----- LISTED ENTRIES -----
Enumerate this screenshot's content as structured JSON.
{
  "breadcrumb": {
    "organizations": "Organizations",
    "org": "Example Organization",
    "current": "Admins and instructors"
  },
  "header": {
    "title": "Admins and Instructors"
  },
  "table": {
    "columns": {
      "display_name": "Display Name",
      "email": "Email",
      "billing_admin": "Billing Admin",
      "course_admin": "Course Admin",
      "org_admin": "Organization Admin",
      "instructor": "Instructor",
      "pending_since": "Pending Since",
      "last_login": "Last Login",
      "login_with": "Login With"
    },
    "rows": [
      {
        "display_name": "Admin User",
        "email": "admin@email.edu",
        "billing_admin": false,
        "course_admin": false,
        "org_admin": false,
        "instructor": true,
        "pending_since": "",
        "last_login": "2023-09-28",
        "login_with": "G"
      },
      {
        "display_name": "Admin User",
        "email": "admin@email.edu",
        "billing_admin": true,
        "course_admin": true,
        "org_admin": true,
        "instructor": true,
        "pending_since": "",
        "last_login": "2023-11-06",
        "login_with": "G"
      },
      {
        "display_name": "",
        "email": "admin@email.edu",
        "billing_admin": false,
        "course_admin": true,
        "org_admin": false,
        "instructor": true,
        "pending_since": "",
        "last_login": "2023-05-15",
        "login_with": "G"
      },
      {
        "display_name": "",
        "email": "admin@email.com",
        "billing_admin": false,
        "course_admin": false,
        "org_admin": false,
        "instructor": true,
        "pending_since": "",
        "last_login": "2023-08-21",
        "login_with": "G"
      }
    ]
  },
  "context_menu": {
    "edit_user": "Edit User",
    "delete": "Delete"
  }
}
-----
▶ _STATED GOAL_: Write the data from above out again, exactly.

▶ _WRITTEN SOLUTION_:
Enumerate this screenshot's content as structured JSON.
{
  "breadcrumb": {
    "organizations": "Organizations",
    "org": "Example Organization",
    "current": "Admins and instructors"
  },
  "header": {
    "title": "Admins and Instructors"
  },
  "table": {
    "columns": {
      "display_name": "Display Name",
      "email": "Email",
      "billing_admin": "Billing Admin",
      "course_admin": "Course Admin",
      "org_admin": "Organization Admin",
      "instructor": "Instructor",
      "pending_since": "Pending Since",
      "last_login": "Last Login",
      "login_with": "Login With"
    },
    "rows": [
      {
        "display_name": "Admin User",
        "email": "admin@email.edu",
        "billing_admin": false,
        "course_admin": false,
        "org_admin": false,
        "instructor": true,
        "pending_since": "",
        "last_login": "2023-09-28",
        "login_with": "G"
      },
      {
        "display_name": "Admin User",
        "email": "admin@email.edu",
        "billing_admin": true,
        "course_admin": true,
        "org_admin": true,
        "instructor": true,
        "pending_since": "",
        "last_login": "2023-11-06",
        "login_with": "G"
      },
      {
        "display_name": "",
        "email": "admin@email.edu",
        "billing_admin": false,
        "course_admin": true,
        "org_admin": false,
        "instructor": true,
        "pending_since": "",
        "last_login": "2023-05-15",
        "login_with": "G"
      },
      {
        "display_name": "",
        "email": "admin@email.com",
        "billing_admin": false,
        "course_admin": false,
        "org_admin": false,
        "instructor": true,
        "pending_since": "",
        "last_login": "2023-08-21",
        "login_with": "G"
      }
    ]
  },
  "context_menu": {
    "edit_user": "Edit User",
    "delete": "Delete"
  }
}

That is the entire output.